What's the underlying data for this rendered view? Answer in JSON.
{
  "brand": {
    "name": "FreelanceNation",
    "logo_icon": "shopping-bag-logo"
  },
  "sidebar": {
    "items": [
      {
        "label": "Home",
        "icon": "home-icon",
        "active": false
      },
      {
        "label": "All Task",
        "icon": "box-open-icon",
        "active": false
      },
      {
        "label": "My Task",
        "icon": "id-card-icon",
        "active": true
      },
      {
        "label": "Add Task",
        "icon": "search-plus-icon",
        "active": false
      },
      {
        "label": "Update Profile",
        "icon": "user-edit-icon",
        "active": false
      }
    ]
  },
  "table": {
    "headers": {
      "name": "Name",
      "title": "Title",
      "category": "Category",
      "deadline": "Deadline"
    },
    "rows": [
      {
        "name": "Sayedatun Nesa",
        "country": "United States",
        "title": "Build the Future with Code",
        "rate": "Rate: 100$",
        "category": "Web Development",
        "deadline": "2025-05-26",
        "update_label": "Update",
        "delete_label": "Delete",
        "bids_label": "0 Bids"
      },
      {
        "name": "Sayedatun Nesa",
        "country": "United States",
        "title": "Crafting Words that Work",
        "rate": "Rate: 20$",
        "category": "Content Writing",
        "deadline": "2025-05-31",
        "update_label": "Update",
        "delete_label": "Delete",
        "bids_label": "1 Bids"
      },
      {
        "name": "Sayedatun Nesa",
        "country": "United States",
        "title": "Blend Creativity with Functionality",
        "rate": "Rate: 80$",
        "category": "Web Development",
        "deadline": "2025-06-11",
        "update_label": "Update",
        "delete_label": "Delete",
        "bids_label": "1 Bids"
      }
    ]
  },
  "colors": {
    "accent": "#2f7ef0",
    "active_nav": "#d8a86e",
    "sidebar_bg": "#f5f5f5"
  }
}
--
[Task directions] Give all the records again. Match them exactly.

[Answer for this exercise]
What's the underlying data for this rendered view? Answer in JSON.
{
  "brand": {
    "name": "FreelanceNation",
    "logo_icon": "shopping-bag-logo"
  },
  "sidebar": {
    "items": [
      {
        "label": "Home",
        "icon": "home-icon",
        "active": false
      },
      {
        "label": "All Task",
        "icon": "box-open-icon",
        "active": false
      },
      {
        "label": "My Task",
        "icon": "id-card-icon",
        "active": true
      },
      {
        "label": "Add Task",
        "icon": "search-plus-icon",
        "active": false
      },
      {
        "label": "Update Profile",
        "icon": "user-edit-icon",
        "active": false
      }
    ]
  },
  "table": {
    "headers": {
      "name": "Name",
      "title": "Title",
      "category": "Category",
      "deadline": "Deadline"
    },
    "rows": [
      {
        "name": "Sayedatun Nesa",
        "country": "United States",
        "title": "Build the Future with Code",
        "rate": "Rate: 100$",
        "category": "Web Development",
        "deadline": "2025-05-26",
        "update_label": "Update",
        "delete_label": "Delete",
        "bids_label": "0 Bids"
      },
      {
        "name": "Sayedatun Nesa",
        "country": "United States",
        "title": "Crafting Words that Work",
        "rate": "Rate: 20$",
        "category": "Content Writing",
        "deadline": "2025-05-31",
        "update_label": "Update",
        "delete_label": "Delete",
        "bids_label": "1 Bids"
      },
      {
        "name": "Sayedatun Nesa",
        "country": "United States",
        "title": "Blend Creativity with Functionality",
        "rate": "Rate: 80$",
        "category": "Web Development",
        "deadline": "2025-06-11",
        "update_label": "Update",
        "delete_label": "Delete",
        "bids_label": "1 Bids"
      }
    ]
  },
  "colors": {
    "accent": "#2f7ef0",
    "active_nav": "#d8a86e",
    "sidebar_bg": "#f5f5f5"
  }
}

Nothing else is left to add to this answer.